**Given records**
+ + +

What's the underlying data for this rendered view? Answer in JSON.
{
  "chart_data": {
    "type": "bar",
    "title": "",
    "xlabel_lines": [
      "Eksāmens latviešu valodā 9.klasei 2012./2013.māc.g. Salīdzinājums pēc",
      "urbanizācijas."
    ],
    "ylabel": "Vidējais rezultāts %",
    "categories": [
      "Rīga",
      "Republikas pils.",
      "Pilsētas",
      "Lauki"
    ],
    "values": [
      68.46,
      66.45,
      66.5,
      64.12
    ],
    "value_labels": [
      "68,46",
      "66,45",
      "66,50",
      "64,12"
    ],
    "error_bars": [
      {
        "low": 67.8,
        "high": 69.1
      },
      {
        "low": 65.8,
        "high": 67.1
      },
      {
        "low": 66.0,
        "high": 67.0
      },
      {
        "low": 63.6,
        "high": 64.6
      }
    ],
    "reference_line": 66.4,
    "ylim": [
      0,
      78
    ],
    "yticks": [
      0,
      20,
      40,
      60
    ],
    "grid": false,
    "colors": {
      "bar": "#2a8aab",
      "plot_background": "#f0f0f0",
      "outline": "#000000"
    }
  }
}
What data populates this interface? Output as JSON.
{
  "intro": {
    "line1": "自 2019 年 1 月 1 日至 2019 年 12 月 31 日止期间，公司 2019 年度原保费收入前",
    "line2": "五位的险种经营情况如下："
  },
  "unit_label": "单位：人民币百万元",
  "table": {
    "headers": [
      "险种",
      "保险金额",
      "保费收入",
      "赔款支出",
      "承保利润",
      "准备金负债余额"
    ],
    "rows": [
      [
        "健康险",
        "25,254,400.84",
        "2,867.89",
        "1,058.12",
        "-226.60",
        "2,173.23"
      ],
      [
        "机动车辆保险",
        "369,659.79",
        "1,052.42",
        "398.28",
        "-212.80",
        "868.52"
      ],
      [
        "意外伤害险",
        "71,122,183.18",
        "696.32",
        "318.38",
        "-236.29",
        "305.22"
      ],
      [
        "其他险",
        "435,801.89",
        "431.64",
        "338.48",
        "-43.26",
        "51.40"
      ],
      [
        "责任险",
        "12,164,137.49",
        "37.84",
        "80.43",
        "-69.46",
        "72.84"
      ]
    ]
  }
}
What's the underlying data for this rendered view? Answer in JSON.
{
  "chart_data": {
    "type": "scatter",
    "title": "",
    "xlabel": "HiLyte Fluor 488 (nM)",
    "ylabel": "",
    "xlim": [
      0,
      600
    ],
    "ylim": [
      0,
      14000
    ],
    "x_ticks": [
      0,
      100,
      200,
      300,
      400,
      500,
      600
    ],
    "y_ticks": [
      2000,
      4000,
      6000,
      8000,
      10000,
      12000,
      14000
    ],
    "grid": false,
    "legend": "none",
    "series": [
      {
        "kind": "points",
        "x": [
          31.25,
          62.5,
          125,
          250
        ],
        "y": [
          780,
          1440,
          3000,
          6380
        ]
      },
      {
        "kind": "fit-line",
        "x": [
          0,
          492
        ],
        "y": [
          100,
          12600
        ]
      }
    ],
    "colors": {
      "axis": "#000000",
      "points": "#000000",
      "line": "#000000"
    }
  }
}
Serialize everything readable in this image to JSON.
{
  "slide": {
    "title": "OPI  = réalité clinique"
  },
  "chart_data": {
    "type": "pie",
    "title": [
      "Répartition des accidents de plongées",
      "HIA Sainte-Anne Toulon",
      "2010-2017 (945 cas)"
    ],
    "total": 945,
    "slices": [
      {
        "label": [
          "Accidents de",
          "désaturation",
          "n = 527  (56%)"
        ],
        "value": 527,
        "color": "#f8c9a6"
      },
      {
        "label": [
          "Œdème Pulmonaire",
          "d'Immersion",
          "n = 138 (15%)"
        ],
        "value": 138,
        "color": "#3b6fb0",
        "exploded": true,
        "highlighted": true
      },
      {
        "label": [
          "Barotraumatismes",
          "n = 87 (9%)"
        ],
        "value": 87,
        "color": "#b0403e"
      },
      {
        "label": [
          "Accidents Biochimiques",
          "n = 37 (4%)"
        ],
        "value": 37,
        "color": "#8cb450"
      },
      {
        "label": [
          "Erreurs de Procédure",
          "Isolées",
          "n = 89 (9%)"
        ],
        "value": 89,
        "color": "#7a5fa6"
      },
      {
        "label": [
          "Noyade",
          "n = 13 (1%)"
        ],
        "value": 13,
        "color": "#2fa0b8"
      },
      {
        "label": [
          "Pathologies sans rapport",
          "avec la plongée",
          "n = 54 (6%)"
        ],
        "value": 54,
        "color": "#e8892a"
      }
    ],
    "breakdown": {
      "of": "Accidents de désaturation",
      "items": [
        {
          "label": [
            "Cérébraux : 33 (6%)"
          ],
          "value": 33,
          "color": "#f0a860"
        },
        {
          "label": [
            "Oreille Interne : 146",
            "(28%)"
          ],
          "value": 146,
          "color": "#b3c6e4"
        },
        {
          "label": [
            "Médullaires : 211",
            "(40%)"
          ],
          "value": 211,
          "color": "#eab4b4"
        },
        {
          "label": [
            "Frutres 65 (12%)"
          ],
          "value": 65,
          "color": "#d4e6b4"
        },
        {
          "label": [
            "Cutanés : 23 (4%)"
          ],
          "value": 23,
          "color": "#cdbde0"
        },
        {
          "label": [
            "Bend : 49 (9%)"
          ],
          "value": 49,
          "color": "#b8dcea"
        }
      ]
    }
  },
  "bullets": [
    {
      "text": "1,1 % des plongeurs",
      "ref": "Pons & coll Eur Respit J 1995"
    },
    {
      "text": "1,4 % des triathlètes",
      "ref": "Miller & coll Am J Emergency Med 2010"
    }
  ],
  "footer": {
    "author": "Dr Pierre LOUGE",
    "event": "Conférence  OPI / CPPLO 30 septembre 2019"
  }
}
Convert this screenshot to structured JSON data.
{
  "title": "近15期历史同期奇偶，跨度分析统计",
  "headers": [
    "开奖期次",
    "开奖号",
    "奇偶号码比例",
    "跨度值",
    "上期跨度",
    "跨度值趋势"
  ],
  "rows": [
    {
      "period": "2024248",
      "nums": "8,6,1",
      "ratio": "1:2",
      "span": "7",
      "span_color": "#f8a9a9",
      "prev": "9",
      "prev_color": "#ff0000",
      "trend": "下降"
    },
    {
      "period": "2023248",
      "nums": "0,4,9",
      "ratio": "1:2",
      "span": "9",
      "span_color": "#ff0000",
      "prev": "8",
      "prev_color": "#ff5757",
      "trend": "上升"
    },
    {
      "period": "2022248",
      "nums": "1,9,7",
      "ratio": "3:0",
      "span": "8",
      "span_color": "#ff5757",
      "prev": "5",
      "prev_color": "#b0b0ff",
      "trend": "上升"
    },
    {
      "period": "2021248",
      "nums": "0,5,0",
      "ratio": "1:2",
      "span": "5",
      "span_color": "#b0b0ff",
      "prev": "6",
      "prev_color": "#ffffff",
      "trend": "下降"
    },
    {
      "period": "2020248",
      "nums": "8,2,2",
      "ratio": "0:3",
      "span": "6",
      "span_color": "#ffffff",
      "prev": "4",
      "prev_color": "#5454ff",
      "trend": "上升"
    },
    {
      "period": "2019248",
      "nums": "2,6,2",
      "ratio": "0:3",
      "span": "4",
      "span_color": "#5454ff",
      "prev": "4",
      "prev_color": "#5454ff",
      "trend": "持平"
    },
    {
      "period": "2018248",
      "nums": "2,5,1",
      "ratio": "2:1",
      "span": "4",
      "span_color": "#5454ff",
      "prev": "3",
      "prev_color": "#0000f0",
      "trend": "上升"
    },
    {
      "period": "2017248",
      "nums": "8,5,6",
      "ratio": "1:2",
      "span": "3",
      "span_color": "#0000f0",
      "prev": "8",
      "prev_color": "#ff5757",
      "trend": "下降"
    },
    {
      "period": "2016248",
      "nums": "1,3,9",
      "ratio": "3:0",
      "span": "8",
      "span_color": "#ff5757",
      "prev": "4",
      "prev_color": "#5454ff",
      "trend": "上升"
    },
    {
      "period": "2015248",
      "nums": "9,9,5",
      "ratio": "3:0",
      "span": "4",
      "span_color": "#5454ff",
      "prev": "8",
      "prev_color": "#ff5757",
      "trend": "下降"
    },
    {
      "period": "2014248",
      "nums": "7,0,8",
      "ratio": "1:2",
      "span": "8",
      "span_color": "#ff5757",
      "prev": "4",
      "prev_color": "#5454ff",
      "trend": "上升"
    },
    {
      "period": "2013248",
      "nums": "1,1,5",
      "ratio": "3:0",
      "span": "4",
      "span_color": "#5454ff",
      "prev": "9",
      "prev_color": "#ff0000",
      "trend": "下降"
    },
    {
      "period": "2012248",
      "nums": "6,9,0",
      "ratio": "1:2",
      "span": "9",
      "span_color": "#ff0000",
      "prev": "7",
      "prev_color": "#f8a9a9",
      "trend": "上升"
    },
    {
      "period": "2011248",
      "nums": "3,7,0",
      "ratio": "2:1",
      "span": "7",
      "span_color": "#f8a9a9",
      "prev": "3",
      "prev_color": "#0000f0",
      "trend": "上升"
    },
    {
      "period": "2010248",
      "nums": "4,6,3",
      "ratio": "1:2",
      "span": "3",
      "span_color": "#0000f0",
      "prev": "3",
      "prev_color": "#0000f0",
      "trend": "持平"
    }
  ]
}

+ + +

**Exercise**
Every line that holds the word "this" should be extracted.

**Task response**
What's the underlying data for this rendered view? Answer in JSON.
What data populates this interface? Output as JSON.
What's the underlying data for this rendered view? Answer in JSON.
Serialize everything readable in this image to JSON.
Convert this screenshot to structured JSON data.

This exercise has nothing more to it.